====== Records to use

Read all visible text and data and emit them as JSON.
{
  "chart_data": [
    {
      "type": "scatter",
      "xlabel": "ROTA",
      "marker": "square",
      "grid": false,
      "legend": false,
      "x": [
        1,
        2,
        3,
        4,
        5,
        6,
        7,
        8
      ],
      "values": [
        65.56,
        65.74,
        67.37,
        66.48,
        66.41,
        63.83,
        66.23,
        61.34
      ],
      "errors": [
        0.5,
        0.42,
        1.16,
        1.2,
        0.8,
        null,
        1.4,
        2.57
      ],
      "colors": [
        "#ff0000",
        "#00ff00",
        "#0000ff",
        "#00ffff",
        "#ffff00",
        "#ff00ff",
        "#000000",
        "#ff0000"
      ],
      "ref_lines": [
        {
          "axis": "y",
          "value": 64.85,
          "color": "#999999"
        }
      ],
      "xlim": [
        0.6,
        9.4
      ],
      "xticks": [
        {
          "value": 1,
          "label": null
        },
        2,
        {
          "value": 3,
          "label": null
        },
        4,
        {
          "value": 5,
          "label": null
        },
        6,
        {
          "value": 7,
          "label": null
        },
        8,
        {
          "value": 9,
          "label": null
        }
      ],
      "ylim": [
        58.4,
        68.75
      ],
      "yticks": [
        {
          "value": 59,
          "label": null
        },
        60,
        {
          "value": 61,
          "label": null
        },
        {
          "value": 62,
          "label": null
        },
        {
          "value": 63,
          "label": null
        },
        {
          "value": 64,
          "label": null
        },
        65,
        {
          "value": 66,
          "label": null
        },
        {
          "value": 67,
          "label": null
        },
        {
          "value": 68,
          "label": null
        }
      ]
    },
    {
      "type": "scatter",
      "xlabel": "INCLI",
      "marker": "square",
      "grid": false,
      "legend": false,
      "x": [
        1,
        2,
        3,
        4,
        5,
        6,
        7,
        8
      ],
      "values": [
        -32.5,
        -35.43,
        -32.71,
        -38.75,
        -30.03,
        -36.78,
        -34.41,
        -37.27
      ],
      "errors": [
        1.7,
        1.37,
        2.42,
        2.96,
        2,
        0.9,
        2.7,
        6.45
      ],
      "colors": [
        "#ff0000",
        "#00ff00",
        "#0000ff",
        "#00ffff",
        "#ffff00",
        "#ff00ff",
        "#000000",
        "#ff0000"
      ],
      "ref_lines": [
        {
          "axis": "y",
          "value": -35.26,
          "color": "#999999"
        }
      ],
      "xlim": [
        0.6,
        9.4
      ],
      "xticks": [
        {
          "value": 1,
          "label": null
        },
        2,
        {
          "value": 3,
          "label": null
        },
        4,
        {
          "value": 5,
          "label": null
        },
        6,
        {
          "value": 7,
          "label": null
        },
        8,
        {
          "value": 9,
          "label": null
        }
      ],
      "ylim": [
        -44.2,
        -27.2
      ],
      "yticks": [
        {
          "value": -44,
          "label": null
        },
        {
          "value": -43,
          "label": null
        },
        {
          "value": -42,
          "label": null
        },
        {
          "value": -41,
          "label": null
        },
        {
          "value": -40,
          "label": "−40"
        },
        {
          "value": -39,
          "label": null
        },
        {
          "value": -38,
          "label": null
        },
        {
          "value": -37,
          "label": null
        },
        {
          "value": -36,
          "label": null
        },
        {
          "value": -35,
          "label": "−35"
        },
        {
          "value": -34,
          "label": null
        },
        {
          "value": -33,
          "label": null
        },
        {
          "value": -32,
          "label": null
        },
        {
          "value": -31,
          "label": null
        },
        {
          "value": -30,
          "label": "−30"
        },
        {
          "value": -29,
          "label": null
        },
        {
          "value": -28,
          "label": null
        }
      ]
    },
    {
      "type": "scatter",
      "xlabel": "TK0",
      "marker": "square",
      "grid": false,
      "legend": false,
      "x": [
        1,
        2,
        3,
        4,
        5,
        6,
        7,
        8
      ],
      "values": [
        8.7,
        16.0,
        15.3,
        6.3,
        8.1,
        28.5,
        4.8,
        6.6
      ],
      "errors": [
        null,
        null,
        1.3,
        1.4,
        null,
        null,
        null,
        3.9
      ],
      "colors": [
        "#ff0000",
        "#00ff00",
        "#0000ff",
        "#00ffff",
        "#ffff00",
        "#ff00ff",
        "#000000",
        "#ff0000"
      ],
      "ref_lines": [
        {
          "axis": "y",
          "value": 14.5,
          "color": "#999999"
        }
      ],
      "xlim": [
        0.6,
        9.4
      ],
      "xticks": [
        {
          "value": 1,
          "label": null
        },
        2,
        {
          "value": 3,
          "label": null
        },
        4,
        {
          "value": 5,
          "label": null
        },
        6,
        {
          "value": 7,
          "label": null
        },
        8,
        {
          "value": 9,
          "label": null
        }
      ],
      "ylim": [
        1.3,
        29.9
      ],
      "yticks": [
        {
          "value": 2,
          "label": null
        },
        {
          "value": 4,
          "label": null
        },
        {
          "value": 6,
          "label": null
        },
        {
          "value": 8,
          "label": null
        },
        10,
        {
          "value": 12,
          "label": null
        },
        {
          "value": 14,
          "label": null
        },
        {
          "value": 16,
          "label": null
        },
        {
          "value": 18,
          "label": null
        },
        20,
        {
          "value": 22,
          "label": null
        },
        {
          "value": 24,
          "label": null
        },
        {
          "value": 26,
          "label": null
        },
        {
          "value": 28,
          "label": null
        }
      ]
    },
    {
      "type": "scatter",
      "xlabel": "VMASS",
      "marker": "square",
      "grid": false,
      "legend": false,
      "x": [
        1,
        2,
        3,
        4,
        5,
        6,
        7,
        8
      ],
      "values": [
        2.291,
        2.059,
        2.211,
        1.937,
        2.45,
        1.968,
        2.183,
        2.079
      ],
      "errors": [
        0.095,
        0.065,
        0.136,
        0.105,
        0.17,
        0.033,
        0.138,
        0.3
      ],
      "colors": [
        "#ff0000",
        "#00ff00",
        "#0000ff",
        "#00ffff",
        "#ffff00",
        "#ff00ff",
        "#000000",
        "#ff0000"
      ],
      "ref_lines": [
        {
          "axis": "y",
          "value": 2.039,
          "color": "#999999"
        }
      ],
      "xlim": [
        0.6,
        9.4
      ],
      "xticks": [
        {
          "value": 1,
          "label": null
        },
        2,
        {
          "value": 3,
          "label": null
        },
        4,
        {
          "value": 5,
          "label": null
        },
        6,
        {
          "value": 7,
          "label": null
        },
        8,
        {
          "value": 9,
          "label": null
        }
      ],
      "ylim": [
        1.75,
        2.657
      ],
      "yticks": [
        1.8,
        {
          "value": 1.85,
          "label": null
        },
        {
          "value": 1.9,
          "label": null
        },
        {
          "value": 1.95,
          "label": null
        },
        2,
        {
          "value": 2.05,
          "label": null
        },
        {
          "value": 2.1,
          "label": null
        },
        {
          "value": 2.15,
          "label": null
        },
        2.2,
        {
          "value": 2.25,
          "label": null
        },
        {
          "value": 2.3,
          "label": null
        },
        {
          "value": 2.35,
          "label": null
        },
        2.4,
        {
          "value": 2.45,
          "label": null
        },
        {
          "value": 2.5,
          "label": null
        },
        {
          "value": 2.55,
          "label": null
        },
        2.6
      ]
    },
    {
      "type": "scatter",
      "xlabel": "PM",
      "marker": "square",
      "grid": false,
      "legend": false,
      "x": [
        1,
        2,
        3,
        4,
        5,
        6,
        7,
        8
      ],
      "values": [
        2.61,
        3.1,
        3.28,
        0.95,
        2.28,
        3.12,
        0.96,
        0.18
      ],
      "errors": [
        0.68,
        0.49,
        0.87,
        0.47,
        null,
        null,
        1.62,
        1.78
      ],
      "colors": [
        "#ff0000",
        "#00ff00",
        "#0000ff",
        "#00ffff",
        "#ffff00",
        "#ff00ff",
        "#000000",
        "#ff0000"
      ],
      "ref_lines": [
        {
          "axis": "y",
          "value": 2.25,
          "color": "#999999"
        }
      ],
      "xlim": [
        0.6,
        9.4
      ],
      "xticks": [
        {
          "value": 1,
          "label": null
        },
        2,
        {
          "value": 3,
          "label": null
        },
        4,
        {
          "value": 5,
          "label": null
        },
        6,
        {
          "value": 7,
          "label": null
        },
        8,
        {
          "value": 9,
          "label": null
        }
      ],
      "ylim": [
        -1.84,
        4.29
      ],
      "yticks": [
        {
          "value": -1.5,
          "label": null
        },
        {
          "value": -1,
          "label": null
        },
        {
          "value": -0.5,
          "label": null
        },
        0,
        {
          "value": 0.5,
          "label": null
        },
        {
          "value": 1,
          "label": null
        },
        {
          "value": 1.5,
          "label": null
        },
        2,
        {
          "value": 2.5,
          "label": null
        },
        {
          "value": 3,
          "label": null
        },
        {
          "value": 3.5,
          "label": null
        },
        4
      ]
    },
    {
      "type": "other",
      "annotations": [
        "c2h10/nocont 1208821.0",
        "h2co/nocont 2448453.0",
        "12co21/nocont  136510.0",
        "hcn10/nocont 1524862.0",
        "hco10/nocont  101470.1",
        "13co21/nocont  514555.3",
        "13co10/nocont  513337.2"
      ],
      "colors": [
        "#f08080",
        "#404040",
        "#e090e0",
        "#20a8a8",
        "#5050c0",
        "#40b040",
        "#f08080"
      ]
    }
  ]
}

============

■ **Stated problem**
Copy each line of the records that contains the word "xlabel".

■ **Response for this exercise**
      "xlabel": "ROTA",
      "xlabel": "INCLI",
      "xlabel": "TK0",
      "xlabel": "VMASS",
      "xlabel": "PM",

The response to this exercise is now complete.